What is asked —
Find the word "mỏng" in the records below. List each line containing it.

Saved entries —
╭──
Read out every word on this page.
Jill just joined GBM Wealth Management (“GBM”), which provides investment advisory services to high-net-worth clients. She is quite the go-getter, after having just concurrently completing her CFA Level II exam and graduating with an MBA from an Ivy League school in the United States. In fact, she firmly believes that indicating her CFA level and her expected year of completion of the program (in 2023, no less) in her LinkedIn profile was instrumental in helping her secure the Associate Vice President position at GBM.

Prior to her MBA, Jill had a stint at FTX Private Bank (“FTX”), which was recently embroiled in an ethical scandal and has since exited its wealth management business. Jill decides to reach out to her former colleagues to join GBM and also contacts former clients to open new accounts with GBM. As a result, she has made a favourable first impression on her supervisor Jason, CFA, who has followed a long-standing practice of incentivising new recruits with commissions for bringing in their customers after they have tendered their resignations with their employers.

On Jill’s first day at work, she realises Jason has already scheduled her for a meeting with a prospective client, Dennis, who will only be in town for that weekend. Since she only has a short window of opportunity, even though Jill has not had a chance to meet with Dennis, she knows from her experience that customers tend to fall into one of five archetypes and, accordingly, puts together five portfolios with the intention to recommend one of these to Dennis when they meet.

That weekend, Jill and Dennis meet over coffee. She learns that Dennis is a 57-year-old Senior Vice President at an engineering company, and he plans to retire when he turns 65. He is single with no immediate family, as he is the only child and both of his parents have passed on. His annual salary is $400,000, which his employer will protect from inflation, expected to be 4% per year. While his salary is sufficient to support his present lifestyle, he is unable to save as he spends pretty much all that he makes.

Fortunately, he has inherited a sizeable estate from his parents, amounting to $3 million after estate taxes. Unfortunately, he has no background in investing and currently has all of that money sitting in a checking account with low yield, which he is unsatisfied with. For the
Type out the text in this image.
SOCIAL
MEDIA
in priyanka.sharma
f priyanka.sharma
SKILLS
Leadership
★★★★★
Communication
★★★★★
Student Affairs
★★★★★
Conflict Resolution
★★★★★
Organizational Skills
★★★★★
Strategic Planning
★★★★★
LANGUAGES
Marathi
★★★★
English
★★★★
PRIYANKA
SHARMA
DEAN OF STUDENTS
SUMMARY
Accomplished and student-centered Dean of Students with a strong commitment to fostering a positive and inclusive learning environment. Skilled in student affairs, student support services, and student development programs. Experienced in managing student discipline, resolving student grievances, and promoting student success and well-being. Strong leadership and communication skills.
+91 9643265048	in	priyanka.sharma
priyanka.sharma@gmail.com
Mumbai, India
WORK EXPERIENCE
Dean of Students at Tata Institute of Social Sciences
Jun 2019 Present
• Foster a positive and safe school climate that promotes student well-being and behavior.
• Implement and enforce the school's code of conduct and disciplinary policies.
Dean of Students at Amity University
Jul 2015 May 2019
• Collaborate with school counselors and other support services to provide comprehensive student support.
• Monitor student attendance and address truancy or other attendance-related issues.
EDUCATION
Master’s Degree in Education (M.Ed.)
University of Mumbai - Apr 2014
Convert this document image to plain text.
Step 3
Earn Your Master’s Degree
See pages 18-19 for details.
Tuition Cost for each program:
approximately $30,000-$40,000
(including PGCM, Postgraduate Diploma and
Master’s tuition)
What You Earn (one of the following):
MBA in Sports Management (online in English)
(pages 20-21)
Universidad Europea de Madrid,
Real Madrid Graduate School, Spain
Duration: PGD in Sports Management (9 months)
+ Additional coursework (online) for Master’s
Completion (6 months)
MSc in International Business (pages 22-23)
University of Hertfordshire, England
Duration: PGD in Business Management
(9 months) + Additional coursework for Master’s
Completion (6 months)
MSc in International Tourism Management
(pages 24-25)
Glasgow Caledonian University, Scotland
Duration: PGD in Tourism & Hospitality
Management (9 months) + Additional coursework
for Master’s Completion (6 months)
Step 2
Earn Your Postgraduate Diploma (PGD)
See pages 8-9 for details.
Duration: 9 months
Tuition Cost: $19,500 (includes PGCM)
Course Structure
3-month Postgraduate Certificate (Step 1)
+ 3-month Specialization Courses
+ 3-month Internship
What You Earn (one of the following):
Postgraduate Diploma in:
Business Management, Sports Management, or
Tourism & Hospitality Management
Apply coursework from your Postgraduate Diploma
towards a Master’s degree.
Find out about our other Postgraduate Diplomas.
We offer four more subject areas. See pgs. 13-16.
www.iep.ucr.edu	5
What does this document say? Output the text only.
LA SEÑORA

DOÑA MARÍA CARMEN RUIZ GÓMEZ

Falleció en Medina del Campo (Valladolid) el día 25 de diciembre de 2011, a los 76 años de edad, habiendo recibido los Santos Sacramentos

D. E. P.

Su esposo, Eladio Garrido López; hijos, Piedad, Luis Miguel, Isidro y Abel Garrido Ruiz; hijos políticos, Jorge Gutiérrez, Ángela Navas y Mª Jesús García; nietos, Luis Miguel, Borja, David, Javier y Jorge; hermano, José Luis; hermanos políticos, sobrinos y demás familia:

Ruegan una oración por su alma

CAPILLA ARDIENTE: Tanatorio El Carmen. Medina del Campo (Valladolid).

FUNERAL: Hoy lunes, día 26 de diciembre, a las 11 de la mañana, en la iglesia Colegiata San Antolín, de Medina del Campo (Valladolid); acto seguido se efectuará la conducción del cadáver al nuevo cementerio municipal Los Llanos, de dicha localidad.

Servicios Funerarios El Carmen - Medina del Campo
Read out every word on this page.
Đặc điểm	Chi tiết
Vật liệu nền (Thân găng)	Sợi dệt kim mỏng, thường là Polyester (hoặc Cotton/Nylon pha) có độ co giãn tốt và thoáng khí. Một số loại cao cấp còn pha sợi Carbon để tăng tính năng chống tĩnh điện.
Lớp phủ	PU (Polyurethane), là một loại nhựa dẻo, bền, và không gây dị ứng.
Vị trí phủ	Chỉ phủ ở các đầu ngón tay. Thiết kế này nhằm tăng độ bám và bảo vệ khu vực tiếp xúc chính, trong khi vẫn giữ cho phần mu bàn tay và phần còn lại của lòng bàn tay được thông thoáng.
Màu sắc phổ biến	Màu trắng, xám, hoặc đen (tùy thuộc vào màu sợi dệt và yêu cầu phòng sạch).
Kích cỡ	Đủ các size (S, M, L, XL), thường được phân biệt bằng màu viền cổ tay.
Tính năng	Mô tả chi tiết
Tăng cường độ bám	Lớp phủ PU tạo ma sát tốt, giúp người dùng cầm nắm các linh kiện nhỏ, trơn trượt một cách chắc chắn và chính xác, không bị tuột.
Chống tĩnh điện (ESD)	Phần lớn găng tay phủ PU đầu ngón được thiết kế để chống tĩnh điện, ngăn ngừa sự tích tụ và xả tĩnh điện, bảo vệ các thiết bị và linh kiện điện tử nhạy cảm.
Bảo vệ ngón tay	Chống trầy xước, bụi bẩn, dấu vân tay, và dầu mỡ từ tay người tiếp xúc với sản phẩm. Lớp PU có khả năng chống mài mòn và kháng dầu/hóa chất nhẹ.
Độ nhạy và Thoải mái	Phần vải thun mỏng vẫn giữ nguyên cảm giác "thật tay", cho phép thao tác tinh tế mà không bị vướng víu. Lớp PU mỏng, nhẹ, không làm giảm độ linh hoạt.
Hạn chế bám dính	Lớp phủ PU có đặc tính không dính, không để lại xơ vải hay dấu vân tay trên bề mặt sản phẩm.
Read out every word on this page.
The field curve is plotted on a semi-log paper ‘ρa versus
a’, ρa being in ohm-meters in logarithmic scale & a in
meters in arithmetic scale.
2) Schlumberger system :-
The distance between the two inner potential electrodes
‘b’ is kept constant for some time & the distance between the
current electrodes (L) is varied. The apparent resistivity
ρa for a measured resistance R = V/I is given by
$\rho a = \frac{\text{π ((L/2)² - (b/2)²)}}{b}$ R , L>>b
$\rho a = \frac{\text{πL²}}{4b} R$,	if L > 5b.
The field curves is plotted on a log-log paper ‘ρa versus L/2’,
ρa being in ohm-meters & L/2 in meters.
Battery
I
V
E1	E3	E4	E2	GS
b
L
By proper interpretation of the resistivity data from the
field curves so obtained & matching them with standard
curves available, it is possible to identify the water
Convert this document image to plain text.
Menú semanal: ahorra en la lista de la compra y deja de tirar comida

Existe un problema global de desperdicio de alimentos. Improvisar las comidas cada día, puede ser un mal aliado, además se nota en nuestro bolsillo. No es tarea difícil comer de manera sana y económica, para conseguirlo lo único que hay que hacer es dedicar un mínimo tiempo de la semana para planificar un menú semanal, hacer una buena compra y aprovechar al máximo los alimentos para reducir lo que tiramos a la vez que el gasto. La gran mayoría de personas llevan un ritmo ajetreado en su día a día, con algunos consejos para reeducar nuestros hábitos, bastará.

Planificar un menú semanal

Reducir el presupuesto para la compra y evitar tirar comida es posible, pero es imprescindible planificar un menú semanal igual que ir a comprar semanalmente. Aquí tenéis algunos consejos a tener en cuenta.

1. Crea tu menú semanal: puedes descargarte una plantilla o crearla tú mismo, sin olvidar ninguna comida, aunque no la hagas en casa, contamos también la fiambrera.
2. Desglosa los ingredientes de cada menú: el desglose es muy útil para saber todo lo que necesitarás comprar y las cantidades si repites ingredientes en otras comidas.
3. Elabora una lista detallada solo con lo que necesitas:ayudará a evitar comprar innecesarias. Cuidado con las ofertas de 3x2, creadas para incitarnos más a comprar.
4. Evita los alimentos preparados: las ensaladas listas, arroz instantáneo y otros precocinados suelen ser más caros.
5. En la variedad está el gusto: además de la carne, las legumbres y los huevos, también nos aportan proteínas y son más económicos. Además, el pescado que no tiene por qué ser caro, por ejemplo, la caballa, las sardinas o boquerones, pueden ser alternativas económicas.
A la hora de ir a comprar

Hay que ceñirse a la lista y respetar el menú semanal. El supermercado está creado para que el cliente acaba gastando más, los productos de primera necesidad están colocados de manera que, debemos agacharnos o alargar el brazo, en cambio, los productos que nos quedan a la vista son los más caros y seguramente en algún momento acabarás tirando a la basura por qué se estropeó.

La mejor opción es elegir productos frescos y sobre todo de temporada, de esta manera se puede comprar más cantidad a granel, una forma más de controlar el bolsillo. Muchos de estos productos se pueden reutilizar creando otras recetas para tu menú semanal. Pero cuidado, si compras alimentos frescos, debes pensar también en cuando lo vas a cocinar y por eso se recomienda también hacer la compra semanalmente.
╰──
Response to this exercise —
Vật liệu nền (Thân găng)	Sợi dệt kim mỏng, thường là Polyester (hoặc Cotton/Nylon pha) có độ co giãn tốt và thoáng khí. Một số loại cao cấp còn pha sợi Carbon để tăng tính năng chống tĩnh điện.
Độ nhạy và Thoải mái	Phần vải thun mỏng vẫn giữ nguyên cảm giác "thật tay", cho phép thao tác tinh tế mà không bị vướng víu. Lớp PU mỏng, nhẹ, không làm giảm độ linh hoạt.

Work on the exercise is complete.